Exercise directions: Which lines of the records below contain the word "term"? Copy each of them out.

(Document layout detection data)

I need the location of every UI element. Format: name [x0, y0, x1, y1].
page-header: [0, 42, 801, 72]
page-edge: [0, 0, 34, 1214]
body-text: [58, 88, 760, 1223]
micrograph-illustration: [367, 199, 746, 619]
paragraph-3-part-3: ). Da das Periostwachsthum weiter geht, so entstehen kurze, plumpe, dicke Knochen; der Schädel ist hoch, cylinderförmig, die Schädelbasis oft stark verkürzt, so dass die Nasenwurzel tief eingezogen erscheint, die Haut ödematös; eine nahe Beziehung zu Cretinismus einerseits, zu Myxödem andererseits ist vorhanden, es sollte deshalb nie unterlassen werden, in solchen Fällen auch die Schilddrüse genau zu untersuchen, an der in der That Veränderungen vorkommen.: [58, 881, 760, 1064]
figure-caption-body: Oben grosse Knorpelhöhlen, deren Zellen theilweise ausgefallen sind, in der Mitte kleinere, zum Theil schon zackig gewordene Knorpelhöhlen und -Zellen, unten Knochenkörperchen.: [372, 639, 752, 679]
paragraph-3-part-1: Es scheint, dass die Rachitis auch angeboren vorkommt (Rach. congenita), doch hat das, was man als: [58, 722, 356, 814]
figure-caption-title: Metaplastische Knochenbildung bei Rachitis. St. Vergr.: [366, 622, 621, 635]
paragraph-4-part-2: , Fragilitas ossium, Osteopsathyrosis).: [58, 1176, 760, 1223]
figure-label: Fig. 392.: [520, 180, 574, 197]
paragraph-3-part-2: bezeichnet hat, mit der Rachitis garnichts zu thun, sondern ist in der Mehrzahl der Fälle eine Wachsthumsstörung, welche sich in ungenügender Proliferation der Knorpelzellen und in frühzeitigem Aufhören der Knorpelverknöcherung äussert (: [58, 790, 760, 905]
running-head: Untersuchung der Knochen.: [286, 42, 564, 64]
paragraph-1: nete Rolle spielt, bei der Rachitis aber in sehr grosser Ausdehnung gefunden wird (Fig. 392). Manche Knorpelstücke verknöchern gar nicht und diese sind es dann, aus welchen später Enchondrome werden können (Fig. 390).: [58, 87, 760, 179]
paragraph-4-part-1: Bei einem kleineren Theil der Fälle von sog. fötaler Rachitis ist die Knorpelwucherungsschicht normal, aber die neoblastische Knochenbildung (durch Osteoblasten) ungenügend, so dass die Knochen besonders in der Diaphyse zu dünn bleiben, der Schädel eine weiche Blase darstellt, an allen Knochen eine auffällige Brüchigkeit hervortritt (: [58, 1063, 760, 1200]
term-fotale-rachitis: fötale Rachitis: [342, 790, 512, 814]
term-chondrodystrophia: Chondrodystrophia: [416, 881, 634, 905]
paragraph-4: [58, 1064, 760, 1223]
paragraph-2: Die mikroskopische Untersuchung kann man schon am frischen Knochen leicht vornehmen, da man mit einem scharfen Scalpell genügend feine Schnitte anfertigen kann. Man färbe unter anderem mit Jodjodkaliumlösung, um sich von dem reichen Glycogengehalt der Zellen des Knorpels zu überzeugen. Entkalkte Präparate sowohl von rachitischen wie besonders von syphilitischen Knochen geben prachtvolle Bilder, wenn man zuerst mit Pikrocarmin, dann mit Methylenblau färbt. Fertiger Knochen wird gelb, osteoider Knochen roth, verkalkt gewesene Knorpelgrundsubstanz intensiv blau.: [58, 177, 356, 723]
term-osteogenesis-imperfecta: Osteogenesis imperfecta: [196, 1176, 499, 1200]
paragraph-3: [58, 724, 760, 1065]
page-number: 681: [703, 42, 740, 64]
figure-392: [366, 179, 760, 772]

Result below:
term-fotale-rachitis: fötale Rachitis: [342, 790, 512, 814]
term-chondrodystrophia: Chondrodystrophia: [416, 881, 634, 905]
term-osteogenesis-imperfecta: Osteogenesis imperfecta: [196, 1176, 499, 1200]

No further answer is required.